Pick out every line in the data below that holds "services".

Material for this task:
┌──
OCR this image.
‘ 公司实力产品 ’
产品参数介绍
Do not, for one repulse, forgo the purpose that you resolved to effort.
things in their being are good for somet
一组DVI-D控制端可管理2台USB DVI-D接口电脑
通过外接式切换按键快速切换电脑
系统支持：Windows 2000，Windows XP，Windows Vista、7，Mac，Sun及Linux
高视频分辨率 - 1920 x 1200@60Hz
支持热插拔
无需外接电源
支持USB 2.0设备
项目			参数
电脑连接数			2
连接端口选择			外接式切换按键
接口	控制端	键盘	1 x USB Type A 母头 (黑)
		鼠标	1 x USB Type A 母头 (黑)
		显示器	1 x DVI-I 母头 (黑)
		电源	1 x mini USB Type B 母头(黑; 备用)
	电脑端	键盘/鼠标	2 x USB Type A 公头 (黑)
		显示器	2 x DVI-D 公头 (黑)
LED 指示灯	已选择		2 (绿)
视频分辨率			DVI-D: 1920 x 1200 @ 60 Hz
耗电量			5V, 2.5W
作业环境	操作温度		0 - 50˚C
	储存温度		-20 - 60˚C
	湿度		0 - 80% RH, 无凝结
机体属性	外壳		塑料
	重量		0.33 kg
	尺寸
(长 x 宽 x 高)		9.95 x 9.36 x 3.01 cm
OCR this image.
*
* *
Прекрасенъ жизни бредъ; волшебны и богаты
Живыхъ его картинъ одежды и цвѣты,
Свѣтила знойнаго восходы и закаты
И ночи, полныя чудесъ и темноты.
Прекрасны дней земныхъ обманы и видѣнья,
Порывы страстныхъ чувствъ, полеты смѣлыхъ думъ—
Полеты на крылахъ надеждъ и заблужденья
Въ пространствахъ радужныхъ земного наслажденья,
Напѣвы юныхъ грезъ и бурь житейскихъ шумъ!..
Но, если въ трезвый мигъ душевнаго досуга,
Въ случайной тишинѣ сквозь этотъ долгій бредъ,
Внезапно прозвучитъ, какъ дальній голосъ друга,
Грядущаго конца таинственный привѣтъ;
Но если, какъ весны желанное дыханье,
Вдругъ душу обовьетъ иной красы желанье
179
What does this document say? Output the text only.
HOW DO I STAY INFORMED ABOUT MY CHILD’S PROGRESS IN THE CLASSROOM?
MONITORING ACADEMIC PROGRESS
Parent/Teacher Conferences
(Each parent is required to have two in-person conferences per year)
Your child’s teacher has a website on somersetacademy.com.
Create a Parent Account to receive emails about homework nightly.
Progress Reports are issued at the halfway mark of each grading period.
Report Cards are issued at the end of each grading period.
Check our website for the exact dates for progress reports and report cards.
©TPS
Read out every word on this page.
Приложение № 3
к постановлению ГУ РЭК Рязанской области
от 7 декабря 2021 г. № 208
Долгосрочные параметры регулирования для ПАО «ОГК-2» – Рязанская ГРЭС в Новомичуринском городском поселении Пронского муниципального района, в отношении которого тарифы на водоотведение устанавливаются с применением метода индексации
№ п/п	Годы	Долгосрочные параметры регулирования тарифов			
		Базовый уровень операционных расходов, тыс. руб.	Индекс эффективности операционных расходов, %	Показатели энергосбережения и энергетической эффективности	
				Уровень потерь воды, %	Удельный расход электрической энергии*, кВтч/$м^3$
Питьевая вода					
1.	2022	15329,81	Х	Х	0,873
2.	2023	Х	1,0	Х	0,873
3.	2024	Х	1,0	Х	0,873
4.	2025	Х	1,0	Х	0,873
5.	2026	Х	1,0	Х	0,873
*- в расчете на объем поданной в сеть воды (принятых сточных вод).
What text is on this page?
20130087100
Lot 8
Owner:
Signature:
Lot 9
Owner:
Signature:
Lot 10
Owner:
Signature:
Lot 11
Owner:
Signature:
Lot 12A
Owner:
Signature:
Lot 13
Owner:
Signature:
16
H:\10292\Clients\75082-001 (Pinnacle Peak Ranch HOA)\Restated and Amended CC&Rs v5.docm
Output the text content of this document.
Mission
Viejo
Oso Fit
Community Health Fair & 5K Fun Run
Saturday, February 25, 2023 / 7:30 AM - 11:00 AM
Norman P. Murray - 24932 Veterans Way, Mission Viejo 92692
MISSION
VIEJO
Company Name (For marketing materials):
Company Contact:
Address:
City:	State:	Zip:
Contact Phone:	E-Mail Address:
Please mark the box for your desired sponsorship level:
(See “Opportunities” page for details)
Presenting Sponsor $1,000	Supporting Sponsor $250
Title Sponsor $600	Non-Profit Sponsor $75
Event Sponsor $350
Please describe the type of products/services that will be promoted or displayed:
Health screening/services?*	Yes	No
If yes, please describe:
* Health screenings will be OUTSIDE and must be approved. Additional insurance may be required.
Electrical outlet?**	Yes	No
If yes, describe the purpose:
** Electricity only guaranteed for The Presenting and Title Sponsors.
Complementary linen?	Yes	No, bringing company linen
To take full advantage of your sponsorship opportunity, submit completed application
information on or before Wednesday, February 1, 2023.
└──
Final result:
Please describe the type of products/services that will be promoted or displayed:
Health screening/services?*	Yes	No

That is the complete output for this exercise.